→ WRITTEN INSTRUCTION: Only the pictures stay out; every record is to be quoted exactly.

→ Figure dataset records:
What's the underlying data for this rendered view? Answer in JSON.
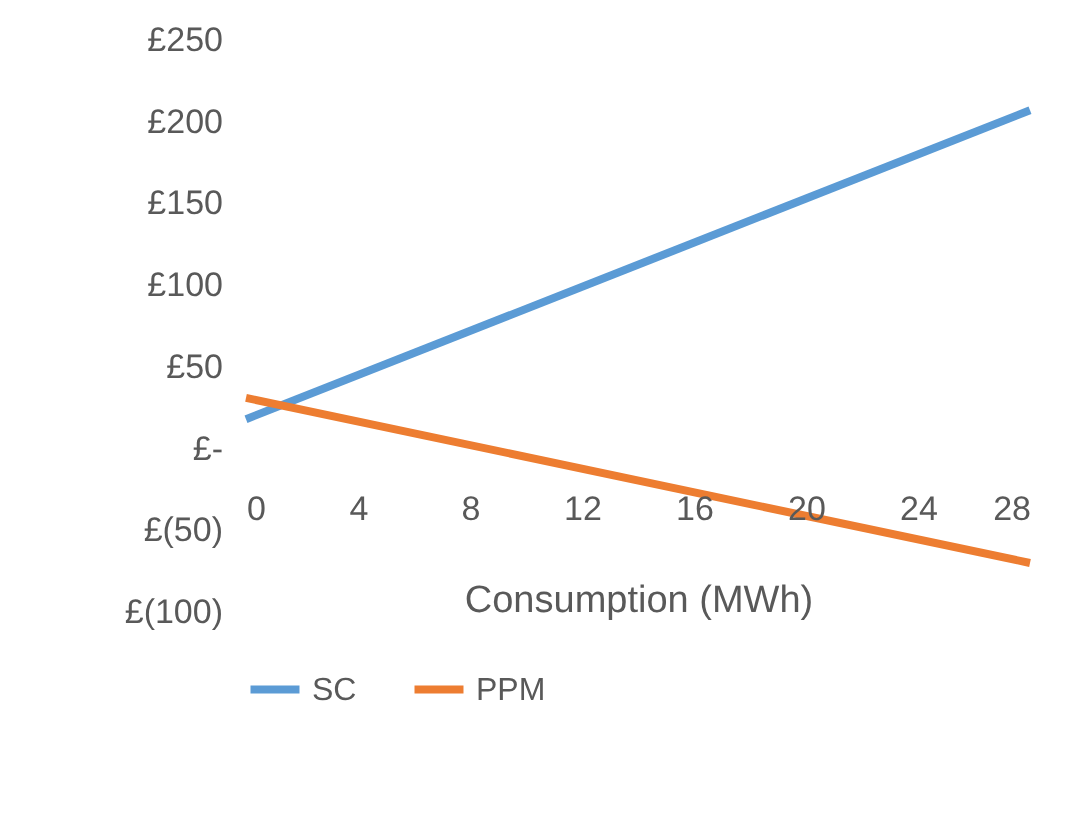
{
  "chart_data": {
    "type": "line",
    "xlabel": "Consumption (MWh)",
    "x": [
      0,
      28
    ],
    "series": [
      {
        "name": "SC",
        "color": "#5b9bd5",
        "values": [
          18,
          207
        ]
      },
      {
        "name": "PPM",
        "color": "#ed7d31",
        "values": [
          31,
          -70
        ]
      }
    ],
    "xlim": [
      0,
      28
    ],
    "xticks": [
      0,
      4,
      8,
      12,
      16,
      20,
      24,
      28
    ],
    "ylim": [
      -100,
      250
    ],
    "yticks": [
      {
        "value": -100,
        "label": "£(100)"
      },
      {
        "value": -50,
        "label": "£(50)"
      },
      {
        "value": 0,
        "label": "£-"
      },
      {
        "value": 50,
        "label": "£50"
      },
      {
        "value": 100,
        "label": "£100"
      },
      {
        "value": 150,
        "label": "£150"
      },
      {
        "value": 200,
        "label": "£200"
      },
      {
        "value": 250,
        "label": "£250"
      }
    ],
    "grid": false,
    "legend": "bottom",
    "marker": "none",
    "line_style": "solid"
  }
}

→ CORRECT ANSWER:
What's the underlying data for this rendered view? Answer in JSON.
{
  "chart_data": {
    "type": "line",
    "xlabel": "Consumption (MWh)",
    "x": [
      0,
      28
    ],
    "series": [
      {
        "name": "SC",
        "color": "#5b9bd5",
        "values": [
          18,
          207
        ]
      },
      {
        "name": "PPM",
        "color": "#ed7d31",
        "values": [
          31,
          -70
        ]
      }
    ],
    "xlim": [
      0,
      28
    ],
    "xticks": [
      0,
      4,
      8,
      12,
      16,
      20,
      24,
      28
    ],
    "ylim": [
      -100,
      250
    ],
    "yticks": [
      {
        "value": -100,
        "label": "£(100)"
      },
      {
        "value": -50,
        "label": "£(50)"
      },
      {
        "value": 0,
        "label": "£-"
      },
      {
        "value": 50,
        "label": "£50"
      },
      {
        "value": 100,
        "label": "£100"
      },
      {
        "value": 150,
        "label": "£150"
      },
      {
        "value": 200,
        "label": "£200"
      },
      {
        "value": 250,
        "label": "£250"
      }
    ],
    "grid": false,
    "legend": "bottom",
    "marker": "none",
    "line_style": "solid"
  }
}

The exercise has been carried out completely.